> What the task asks
Check each line of the material below for "крит". Report how many have it, with no other words.

> Record set
▽

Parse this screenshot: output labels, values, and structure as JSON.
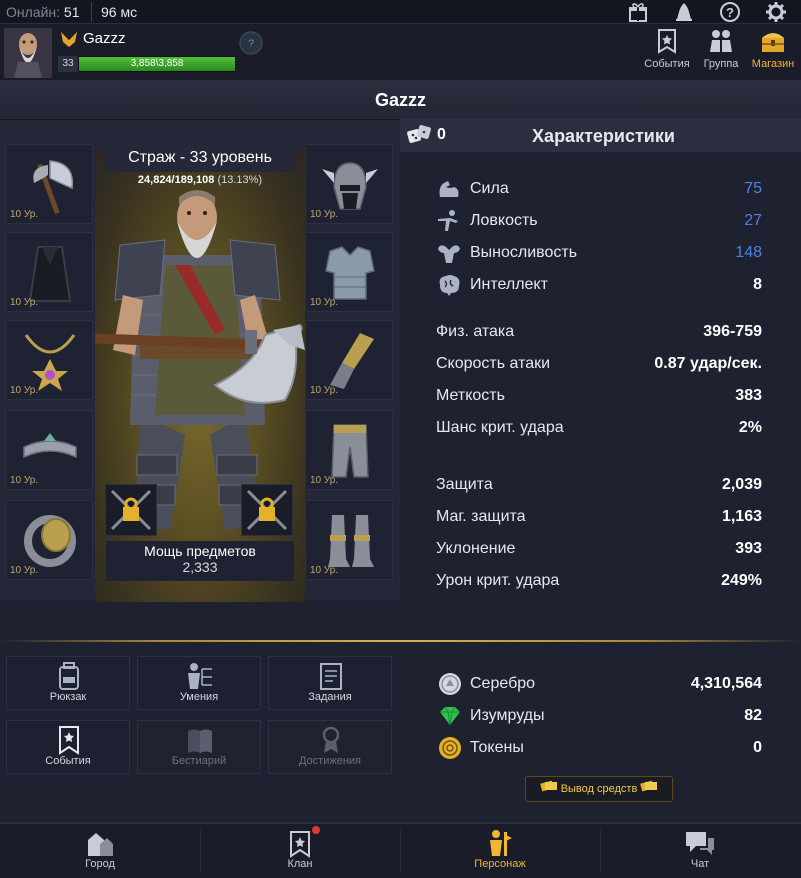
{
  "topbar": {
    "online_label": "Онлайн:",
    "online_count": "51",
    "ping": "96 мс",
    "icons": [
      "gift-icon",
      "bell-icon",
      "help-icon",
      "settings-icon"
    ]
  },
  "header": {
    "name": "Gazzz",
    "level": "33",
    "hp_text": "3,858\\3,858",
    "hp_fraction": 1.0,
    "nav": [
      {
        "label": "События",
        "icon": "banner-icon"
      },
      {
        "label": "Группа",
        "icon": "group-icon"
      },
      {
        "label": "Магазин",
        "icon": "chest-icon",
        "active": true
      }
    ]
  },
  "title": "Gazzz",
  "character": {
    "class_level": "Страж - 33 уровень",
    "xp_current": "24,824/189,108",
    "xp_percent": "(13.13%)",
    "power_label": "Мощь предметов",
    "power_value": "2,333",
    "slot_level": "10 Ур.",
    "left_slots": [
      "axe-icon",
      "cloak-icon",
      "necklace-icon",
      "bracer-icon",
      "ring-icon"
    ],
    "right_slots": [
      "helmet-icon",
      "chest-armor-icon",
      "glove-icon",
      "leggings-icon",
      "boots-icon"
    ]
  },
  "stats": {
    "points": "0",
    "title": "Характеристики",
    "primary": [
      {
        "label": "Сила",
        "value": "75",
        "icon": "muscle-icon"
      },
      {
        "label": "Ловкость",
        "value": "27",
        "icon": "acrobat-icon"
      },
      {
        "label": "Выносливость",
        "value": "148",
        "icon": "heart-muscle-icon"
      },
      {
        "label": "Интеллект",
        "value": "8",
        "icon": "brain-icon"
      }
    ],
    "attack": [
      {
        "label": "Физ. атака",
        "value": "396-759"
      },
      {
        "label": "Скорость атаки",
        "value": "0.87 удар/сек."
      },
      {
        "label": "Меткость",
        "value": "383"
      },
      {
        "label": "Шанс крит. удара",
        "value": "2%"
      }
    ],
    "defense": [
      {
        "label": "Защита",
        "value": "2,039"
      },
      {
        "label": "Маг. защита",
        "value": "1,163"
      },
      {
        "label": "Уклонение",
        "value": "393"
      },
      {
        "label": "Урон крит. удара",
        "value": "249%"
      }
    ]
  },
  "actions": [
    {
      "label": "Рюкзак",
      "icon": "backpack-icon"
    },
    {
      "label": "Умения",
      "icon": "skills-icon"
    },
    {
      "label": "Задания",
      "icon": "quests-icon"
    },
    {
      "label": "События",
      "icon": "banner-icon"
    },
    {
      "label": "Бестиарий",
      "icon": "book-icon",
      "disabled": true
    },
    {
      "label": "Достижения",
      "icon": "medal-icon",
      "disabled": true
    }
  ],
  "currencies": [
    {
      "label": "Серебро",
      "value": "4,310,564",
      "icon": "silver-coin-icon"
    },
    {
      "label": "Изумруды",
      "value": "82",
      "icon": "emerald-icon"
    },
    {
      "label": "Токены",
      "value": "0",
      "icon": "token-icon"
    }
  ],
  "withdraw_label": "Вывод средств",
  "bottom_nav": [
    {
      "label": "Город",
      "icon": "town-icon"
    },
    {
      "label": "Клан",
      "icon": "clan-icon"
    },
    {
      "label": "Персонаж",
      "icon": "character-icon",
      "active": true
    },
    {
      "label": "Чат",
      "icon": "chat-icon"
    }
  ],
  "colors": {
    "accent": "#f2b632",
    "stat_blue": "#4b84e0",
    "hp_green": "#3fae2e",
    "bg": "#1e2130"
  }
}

△
▽

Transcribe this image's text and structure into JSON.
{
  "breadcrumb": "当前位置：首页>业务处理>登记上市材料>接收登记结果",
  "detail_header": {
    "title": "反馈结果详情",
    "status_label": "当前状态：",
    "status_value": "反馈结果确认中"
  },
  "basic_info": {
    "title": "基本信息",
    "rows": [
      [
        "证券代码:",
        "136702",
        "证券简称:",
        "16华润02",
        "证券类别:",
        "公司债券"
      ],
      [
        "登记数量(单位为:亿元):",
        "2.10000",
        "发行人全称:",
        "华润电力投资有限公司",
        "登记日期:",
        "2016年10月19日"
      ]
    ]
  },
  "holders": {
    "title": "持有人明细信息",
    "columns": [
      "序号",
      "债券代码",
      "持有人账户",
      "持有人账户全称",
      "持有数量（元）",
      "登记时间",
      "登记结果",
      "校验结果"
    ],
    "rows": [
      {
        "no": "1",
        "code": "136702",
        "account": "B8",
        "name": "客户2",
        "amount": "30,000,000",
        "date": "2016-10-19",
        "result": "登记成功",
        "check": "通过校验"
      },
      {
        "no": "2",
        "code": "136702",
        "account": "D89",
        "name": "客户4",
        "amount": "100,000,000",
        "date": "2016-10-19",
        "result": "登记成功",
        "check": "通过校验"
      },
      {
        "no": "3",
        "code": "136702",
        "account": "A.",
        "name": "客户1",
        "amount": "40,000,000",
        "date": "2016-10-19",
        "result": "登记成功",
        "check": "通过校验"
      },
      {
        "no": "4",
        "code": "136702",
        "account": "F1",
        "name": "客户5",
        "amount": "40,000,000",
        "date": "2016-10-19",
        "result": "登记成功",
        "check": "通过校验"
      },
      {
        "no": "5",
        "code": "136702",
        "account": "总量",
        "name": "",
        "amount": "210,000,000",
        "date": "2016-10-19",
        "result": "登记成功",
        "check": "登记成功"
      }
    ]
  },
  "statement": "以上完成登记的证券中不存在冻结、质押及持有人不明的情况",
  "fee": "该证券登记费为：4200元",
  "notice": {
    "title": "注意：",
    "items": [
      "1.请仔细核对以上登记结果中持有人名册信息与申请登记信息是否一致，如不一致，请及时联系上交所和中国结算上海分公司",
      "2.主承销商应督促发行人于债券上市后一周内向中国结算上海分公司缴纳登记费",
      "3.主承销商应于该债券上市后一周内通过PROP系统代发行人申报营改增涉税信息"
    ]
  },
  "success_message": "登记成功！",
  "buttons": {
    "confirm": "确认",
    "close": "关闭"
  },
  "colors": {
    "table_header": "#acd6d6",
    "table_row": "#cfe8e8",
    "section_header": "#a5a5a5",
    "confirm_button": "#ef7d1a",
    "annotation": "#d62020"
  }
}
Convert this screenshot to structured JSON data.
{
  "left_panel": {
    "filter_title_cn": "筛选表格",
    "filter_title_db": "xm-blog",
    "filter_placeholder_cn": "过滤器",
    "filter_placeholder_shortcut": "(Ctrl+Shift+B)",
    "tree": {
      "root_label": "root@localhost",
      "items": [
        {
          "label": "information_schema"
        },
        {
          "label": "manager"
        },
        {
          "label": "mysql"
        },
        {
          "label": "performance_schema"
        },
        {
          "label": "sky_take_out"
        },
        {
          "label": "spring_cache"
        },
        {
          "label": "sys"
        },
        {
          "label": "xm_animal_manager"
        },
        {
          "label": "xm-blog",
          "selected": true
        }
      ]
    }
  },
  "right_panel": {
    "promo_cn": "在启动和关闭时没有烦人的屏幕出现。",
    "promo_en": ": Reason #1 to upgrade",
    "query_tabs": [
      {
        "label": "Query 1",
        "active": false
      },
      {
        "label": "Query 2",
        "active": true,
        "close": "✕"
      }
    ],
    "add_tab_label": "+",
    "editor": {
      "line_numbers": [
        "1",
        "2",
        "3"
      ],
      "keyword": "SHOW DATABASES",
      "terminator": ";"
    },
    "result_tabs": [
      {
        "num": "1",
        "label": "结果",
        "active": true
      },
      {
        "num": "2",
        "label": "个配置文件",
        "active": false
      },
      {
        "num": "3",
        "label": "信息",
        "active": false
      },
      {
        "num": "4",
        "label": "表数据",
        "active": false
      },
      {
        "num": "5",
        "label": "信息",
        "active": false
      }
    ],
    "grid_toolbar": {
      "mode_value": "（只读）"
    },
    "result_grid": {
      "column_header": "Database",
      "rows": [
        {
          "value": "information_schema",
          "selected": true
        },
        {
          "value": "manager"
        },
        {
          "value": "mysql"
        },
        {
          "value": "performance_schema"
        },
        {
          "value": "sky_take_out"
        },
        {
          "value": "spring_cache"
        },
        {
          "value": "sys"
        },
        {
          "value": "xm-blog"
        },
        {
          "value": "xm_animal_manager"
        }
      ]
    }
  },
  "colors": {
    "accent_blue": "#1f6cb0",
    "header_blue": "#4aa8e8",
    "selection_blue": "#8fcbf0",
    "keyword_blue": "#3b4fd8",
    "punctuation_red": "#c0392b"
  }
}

△

> Task response
2